## Problem details
Output the entries verbatim, including every line.

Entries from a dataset
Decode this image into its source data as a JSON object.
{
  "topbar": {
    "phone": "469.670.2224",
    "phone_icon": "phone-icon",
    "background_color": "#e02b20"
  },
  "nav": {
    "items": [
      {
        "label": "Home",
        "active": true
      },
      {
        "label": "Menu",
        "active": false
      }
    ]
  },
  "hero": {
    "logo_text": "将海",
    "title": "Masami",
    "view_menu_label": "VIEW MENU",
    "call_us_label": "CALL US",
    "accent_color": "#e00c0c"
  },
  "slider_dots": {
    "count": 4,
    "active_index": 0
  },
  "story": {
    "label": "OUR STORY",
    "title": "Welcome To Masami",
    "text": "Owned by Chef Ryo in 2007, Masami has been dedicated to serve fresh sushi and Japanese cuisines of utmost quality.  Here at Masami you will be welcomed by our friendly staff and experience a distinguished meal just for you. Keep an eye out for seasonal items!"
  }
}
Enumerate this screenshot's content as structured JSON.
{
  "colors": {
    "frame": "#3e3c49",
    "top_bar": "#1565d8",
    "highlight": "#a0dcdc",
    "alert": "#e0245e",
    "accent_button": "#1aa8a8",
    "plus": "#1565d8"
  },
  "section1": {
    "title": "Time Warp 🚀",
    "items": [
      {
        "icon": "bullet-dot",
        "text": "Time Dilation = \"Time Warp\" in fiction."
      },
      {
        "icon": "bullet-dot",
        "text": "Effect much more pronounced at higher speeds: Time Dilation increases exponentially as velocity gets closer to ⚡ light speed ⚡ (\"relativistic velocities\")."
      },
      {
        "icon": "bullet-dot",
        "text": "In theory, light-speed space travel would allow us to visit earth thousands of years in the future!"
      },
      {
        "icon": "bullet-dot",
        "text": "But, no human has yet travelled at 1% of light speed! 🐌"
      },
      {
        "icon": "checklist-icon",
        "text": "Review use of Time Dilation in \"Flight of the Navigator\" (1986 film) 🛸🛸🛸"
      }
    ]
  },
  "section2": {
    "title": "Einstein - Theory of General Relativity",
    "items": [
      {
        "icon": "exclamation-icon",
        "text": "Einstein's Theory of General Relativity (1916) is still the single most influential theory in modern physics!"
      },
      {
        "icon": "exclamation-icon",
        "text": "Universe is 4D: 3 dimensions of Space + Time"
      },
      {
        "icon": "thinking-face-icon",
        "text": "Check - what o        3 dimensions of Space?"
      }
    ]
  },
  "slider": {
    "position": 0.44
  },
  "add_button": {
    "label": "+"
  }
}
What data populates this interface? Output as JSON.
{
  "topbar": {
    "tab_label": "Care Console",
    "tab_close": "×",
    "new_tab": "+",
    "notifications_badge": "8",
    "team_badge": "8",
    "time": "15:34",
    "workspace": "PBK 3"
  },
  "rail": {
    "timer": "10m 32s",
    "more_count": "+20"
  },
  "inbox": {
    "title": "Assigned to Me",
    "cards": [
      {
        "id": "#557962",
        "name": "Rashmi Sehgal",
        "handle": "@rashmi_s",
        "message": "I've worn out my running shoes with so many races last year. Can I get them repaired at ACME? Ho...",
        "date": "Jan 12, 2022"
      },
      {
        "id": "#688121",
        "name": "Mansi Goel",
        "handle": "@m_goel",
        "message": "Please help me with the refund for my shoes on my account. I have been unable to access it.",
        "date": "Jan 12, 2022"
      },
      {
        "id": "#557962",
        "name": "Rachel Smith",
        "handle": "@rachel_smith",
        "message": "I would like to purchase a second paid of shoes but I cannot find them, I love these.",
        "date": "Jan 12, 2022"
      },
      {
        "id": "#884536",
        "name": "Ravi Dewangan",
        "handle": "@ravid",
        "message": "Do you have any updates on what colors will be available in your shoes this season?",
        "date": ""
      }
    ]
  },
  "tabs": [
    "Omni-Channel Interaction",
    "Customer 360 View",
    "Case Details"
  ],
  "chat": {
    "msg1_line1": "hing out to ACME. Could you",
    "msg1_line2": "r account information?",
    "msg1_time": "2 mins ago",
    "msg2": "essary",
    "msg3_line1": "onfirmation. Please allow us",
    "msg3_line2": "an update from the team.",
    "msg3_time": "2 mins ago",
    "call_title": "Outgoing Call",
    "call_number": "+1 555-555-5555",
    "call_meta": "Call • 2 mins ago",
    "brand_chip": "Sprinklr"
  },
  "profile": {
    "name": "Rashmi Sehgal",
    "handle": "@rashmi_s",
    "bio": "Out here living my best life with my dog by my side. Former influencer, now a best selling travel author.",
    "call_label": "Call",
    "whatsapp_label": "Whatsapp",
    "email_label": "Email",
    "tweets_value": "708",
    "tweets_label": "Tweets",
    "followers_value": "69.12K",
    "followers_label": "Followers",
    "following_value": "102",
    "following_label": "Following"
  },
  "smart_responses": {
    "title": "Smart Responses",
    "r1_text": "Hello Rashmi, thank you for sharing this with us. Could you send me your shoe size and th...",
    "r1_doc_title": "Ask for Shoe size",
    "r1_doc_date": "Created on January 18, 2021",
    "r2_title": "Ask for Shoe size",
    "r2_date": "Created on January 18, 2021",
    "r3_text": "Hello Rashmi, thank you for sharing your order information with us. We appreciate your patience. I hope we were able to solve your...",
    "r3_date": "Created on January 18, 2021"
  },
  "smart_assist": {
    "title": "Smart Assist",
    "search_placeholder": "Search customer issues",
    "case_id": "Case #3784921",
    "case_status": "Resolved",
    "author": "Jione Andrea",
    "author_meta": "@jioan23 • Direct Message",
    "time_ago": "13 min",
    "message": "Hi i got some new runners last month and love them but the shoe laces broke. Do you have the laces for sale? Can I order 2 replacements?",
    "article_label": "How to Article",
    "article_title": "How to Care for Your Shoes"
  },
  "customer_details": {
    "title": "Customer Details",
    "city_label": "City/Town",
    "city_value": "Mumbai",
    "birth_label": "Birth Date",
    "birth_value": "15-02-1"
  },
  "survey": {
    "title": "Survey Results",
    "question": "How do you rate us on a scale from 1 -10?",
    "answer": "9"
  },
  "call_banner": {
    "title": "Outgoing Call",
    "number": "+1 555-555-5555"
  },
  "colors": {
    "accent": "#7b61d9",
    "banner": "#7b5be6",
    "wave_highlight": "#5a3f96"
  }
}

## Correct response
Decode this image into its source data as a JSON object.
{
  "topbar": {
    "phone": "469.670.2224",
    "phone_icon": "phone-icon",
    "background_color": "#e02b20"
  },
  "nav": {
    "items": [
      {
        "label": "Home",
        "active": true
      },
      {
        "label": "Menu",
        "active": false
      }
    ]
  },
  "hero": {
    "logo_text": "将海",
    "title": "Masami",
    "view_menu_label": "VIEW MENU",
    "call_us_label": "CALL US",
    "accent_color": "#e00c0c"
  },
  "slider_dots": {
    "count": 4,
    "active_index": 0
  },
  "story": {
    "label": "OUR STORY",
    "title": "Welcome To Masami",
    "text": "Owned by Chef Ryo in 2007, Masami has been dedicated to serve fresh sushi and Japanese cuisines of utmost quality.  Here at Masami you will be welcomed by our friendly staff and experience a distinguished meal just for you. Keep an eye out for seasonal items!"
  }
}
Enumerate this screenshot's content as structured JSON.
{
  "colors": {
    "frame": "#3e3c49",
    "top_bar": "#1565d8",
    "highlight": "#a0dcdc",
    "alert": "#e0245e",
    "accent_button": "#1aa8a8",
    "plus": "#1565d8"
  },
  "section1": {
    "title": "Time Warp 🚀",
    "items": [
      {
        "icon": "bullet-dot",
        "text": "Time Dilation = \"Time Warp\" in fiction."
      },
      {
        "icon": "bullet-dot",
        "text": "Effect much more pronounced at higher speeds: Time Dilation increases exponentially as velocity gets closer to ⚡ light speed ⚡ (\"relativistic velocities\")."
      },
      {
        "icon": "bullet-dot",
        "text": "In theory, light-speed space travel would allow us to visit earth thousands of years in the future!"
      },
      {
        "icon": "bullet-dot",
        "text": "But, no human has yet travelled at 1% of light speed! 🐌"
      },
      {
        "icon": "checklist-icon",
        "text": "Review use of Time Dilation in \"Flight of the Navigator\" (1986 film) 🛸🛸🛸"
      }
    ]
  },
  "section2": {
    "title": "Einstein - Theory of General Relativity",
    "items": [
      {
        "icon": "exclamation-icon",
        "text": "Einstein's Theory of General Relativity (1916) is still the single most influential theory in modern physics!"
      },
      {
        "icon": "exclamation-icon",
        "text": "Universe is 4D: 3 dimensions of Space + Time"
      },
      {
        "icon": "thinking-face-icon",
        "text": "Check - what o        3 dimensions of Space?"
      }
    ]
  },
  "slider": {
    "position": 0.44
  },
  "add_button": {
    "label": "+"
  }
}
What data populates this interface? Output as JSON.
{
  "topbar": {
    "tab_label": "Care Console",
    "tab_close": "×",
    "new_tab": "+",
    "notifications_badge": "8",
    "team_badge": "8",
    "time": "15:34",
    "workspace": "PBK 3"
  },
  "rail": {
    "timer": "10m 32s",
    "more_count": "+20"
  },
  "inbox": {
    "title": "Assigned to Me",
    "cards": [
      {
        "id": "#557962",
        "name": "Rashmi Sehgal",
        "handle": "@rashmi_s",
        "message": "I've worn out my running shoes with so many races last year. Can I get them repaired at ACME? Ho...",
        "date": "Jan 12, 2022"
      },
      {
        "id": "#688121",
        "name": "Mansi Goel",
        "handle": "@m_goel",
        "message": "Please help me with the refund for my shoes on my account. I have been unable to access it.",
        "date": "Jan 12, 2022"
      },
      {
        "id": "#557962",
        "name": "Rachel Smith",
        "handle": "@rachel_smith",
        "message": "I would like to purchase a second paid of shoes but I cannot find them, I love these.",
        "date": "Jan 12, 2022"
      },
      {
        "id": "#884536",
        "name": "Ravi Dewangan",
        "handle": "@ravid",
        "message": "Do you have any updates on what colors will be available in your shoes this season?",
        "date": ""
      }
    ]
  },
  "tabs": [
    "Omni-Channel Interaction",
    "Customer 360 View",
    "Case Details"
  ],
  "chat": {
    "msg1_line1": "hing out to ACME. Could you",
    "msg1_line2": "r account information?",
    "msg1_time": "2 mins ago",
    "msg2": "essary",
    "msg3_line1": "onfirmation. Please allow us",
    "msg3_line2": "an update from the team.",
    "msg3_time": "2 mins ago",
    "call_title": "Outgoing Call",
    "call_number": "+1 555-555-5555",
    "call_meta": "Call • 2 mins ago",
    "brand_chip": "Sprinklr"
  },
  "profile": {
    "name": "Rashmi Sehgal",
    "handle": "@rashmi_s",
    "bio": "Out here living my best life with my dog by my side. Former influencer, now a best selling travel author.",
    "call_label": "Call",
    "whatsapp_label": "Whatsapp",
    "email_label": "Email",
    "tweets_value": "708",
    "tweets_label": "Tweets",
    "followers_value": "69.12K",
    "followers_label": "Followers",
    "following_value": "102",
    "following_label": "Following"
  },
  "smart_responses": {
    "title": "Smart Responses",
    "r1_text": "Hello Rashmi, thank you for sharing this with us. Could you send me your shoe size and th...",
    "r1_doc_title": "Ask for Shoe size",
    "r1_doc_date": "Created on January 18, 2021",
    "r2_title": "Ask for Shoe size",
    "r2_date": "Created on January 18, 2021",
    "r3_text": "Hello Rashmi, thank you for sharing your order information with us. We appreciate your patience. I hope we were able to solve your...",
    "r3_date": "Created on January 18, 2021"
  },
  "smart_assist": {
    "title": "Smart Assist",
    "search_placeholder": "Search customer issues",
    "case_id": "Case #3784921",
    "case_status": "Resolved",
    "author": "Jione Andrea",
    "author_meta": "@jioan23 • Direct Message",
    "time_ago": "13 min",
    "message": "Hi i got some new runners last month and love them but the shoe laces broke. Do you have the laces for sale? Can I order 2 replacements?",
    "article_label": "How to Article",
    "article_title": "How to Care for Your Shoes"
  },
  "customer_details": {
    "title": "Customer Details",
    "city_label": "City/Town",
    "city_value": "Mumbai",
    "birth_label": "Birth Date",
    "birth_value": "15-02-1"
  },
  "survey": {
    "title": "Survey Results",
    "question": "How do you rate us on a scale from 1 -10?",
    "answer": "9"
  },
  "call_banner": {
    "title": "Outgoing Call",
    "number": "+1 555-555-5555"
  },
  "colors": {
    "accent": "#7b61d9",
    "banner": "#7b5be6",
    "wave_highlight": "#5a3f96"
  }
}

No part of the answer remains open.